--- Excerto do documento ---

Saúde de todos e para todos

Saúde de todos e para todos

Por Manuel Pizarro | Médico. Vereador na Câmara Municipal do Porto. Presidente da Federação Distrital do Porto do PS

 

Celebra-se hoje mais um aniversário da fundação do Serviço Nacional de Saúde que, ao longo destes 39 anos, se tornou quase consensual na sociedade portuguesa.

Surpreende, por isso, que o PSD venha agora desenterrar a velha ambição da direita de privatizar o serviço público de saúde. Privatizar é a panaceia universal que o PSD e o CDS aplicam a todos os problemas, tentando fazer esquecer as consequências desastrosas das privatizações realizadas nos anos da troika nos correios e nos aeroportos.

A iniciativa do PSD tem o mérito de fazer recordar que a proposta de criação do SNS, subscrita em primeiro lugar por António Arnaut, teve os votos contrários do PSD e do CDS. Com esta proposta, o PSD mostra que ainda não recuperou da voragem ultraliberal dos anos da troika, ao mesmo tempo que evidencia não compreender a importância do serviço público de saúde, que tem obrigações perante os portugueses que nenhum privado está disponível para assegurar.

--- Extrato de dados ---

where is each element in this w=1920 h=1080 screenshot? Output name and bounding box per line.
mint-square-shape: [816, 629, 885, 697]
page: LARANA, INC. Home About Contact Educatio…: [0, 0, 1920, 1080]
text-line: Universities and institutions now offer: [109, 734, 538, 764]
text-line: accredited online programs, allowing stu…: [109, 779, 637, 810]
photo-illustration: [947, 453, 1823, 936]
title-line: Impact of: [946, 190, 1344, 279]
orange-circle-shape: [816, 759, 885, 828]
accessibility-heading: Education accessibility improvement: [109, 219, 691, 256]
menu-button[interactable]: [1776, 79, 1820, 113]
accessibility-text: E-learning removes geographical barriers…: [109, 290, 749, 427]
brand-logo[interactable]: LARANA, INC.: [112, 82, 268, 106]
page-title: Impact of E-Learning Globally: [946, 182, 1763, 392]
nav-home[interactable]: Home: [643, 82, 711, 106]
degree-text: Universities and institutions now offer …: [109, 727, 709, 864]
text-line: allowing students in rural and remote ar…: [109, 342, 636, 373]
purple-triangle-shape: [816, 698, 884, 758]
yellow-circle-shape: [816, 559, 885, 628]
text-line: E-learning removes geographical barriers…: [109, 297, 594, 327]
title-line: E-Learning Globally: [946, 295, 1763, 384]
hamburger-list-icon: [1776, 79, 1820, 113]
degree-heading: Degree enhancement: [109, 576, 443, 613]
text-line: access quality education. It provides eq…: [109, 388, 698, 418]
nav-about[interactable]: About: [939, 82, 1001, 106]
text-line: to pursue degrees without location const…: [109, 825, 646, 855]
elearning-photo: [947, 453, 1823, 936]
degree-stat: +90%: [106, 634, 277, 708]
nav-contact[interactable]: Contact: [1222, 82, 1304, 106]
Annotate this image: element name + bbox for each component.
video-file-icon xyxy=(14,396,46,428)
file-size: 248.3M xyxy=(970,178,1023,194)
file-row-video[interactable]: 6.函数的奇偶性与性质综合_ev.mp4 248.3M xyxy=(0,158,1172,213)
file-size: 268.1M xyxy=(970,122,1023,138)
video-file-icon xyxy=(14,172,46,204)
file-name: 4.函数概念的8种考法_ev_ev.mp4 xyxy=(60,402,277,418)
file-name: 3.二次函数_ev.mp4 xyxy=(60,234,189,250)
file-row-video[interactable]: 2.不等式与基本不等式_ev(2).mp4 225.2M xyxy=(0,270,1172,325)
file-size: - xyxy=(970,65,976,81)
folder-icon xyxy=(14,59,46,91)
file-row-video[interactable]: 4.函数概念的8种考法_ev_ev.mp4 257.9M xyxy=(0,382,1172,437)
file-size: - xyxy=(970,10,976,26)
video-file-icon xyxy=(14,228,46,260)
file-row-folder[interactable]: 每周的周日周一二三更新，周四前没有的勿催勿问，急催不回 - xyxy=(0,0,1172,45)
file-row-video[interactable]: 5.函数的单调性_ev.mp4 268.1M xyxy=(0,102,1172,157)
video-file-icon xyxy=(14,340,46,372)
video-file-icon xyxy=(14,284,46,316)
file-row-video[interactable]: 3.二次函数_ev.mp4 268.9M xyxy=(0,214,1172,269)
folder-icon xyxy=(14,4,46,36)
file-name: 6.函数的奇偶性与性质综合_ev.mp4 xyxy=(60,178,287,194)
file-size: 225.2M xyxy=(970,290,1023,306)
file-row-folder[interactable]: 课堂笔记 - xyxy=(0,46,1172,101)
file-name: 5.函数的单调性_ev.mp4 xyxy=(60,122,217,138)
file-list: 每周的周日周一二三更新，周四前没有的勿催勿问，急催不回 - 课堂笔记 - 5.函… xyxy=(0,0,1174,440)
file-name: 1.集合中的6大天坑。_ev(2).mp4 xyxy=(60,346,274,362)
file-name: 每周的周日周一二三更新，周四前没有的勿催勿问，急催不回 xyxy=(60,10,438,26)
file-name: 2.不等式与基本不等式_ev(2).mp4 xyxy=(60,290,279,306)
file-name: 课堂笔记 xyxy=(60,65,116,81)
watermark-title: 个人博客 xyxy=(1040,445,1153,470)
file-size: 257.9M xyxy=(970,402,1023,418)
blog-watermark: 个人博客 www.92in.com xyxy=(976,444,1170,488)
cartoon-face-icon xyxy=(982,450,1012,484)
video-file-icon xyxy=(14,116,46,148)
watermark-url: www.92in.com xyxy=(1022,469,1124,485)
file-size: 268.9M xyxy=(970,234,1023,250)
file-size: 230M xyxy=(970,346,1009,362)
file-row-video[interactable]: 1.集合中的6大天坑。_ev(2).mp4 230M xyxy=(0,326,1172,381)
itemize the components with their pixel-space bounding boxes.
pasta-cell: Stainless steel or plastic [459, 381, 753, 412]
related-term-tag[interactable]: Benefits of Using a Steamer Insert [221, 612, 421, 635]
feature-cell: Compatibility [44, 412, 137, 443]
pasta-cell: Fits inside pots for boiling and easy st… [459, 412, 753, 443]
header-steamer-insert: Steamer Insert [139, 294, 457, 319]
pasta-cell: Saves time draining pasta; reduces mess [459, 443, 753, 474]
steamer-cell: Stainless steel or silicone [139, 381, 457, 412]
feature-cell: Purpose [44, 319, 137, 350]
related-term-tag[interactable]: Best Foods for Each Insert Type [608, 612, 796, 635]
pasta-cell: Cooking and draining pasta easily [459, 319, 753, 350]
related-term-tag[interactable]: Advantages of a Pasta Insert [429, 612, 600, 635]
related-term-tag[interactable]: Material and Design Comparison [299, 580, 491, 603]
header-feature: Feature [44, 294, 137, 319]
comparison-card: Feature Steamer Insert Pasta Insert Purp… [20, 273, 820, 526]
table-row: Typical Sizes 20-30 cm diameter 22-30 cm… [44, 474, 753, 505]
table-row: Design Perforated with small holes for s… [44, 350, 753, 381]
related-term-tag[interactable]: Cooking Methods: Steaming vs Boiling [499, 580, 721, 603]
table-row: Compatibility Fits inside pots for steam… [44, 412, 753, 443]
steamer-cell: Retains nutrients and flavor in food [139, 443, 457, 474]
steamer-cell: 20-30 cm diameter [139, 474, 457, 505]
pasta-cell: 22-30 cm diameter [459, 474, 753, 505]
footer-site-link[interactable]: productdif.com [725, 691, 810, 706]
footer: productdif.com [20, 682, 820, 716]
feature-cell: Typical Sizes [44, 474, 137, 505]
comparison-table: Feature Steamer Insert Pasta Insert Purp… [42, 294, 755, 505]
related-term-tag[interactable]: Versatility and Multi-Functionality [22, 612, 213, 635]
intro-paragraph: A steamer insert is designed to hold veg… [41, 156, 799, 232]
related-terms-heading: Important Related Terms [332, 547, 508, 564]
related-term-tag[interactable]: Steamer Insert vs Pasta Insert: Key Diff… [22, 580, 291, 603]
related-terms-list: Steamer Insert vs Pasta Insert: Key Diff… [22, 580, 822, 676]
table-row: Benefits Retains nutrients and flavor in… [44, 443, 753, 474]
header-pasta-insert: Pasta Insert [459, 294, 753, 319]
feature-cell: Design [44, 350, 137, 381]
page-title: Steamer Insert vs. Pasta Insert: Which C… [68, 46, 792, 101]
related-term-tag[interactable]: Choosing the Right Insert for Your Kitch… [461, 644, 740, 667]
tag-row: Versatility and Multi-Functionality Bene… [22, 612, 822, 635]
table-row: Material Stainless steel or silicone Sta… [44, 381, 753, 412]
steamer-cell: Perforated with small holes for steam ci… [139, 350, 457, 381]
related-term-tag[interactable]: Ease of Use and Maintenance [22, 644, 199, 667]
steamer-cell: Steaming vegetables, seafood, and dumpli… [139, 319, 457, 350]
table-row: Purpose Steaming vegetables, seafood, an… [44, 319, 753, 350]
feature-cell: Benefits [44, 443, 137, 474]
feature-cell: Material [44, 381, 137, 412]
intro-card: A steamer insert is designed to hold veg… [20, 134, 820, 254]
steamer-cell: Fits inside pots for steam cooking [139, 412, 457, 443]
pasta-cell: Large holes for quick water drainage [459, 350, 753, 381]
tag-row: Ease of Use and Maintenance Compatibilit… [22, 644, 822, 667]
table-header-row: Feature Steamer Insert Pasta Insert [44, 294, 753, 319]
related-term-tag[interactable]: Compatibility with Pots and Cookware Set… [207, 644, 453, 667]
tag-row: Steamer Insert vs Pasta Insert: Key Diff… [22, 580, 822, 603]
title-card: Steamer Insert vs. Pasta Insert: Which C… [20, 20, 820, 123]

---

Requisitos das tarefas:
a. Reescreva o trecho do artigo sobre o Serviço Nacional de Saúde que começa com as palavras "Surpreende, por isso, que" e termina com "disponível para assegurar.", trocando "panaceia universal" por "solução milagrosa".
b. Prolongue o artigo sobre o Serviço Nacional de Saúde, retomando-o a seguir à última frase apresentada.
Os dados não têm qualquer papel no que aqui se pede.

Respostas apresentadas:
a.
Surpreende, por isso, que o PSD venha agora desenterrar a velha ambição da direita de privatizar o serviço público de saúde. Privatizar é a solução milagrosa que o PSD e o CDS aplicam a todos os problemas, tentando fazer esquecer as consequências desastrosas das privatizações realizadas nos anos da troika nos correios e nos aeroportos.

A iniciativa do PSD tem o mérito de fazer recordar que a proposta de criação do SNS, subscrita em primeiro lugar por António Arnaut, teve os votos contrários do PSD e do CDS. Com esta proposta, o PSD mostra que ainda não recuperou da voragem ultraliberal dos anos da troika, ao mesmo tempo que evidencia não compreender a importância do serviço público de saúde, que tem obrigações perante os portugueses que nenhum privado está disponível para assegurar.

b.
O que pretendem os ideólogos do PSD é especialmente perverso: privatizar as áreas rentáveis e manter na esfera pública os ónus a que um serviço universal e geral não pode deixar de estar sujeito. Entre outros, o acesso em zonas pouco povoadas, o tratamento das doenças catastróficas, a formação dos profissionais.

Devemos lembrar que o SNS tem méritos inquestionáveis. Permitiu que os resultados em saúde dos portugueses sejam, em todas as áreas, similares aos dos países mais desenvolvidos. Estes resultados foram alcançados com grande eficiência económica: o gasto per capita é, em Portugal, dois terços da média dos países desenvolvidos (2734 versus 4003 dólares /ano).

Ao mesmo tempo o SNS afirmou-se como um poderoso fator de desenvolvimento e de coesão social, não sendo por acaso que une em sua defesa a grande maioria dos portugueses e, finalmente, contribuiu de forma decisiva para afirmar a saúde como setor relevante para o crescimento económico do país. Em 2017 o setor da saúde exportou 1400 milhões de euros, continuando a crescer de forma continuada.

Claro que o SNS não está isento de dificuldades. Persistem incompreensíveis barreiras ao acesso, que prejudicam especialmente os mais desfavorecidos. Constata-se uma significativa obsolescência das instalações e equipamentos, agravada pelos anos de chumbo da troika, mas da qual temos vindo a recuperar com grande lentidão. As famílias são chamadas a contribuir de forma excessiva para a despesa em saúde, 27,7% em 2017, face à média de 15,3% na União Europeia.

Ao mesmo tempo, mantém-se um centralismo doentio na governação do SNS e das suas instituições. Entre outras consequências, o centralismo põe em causa a liderança técnica profissional, uma das características identitárias do SNS, que explica porque é que ele se afirmou mesmo no contexto das mudanças de ciclo político.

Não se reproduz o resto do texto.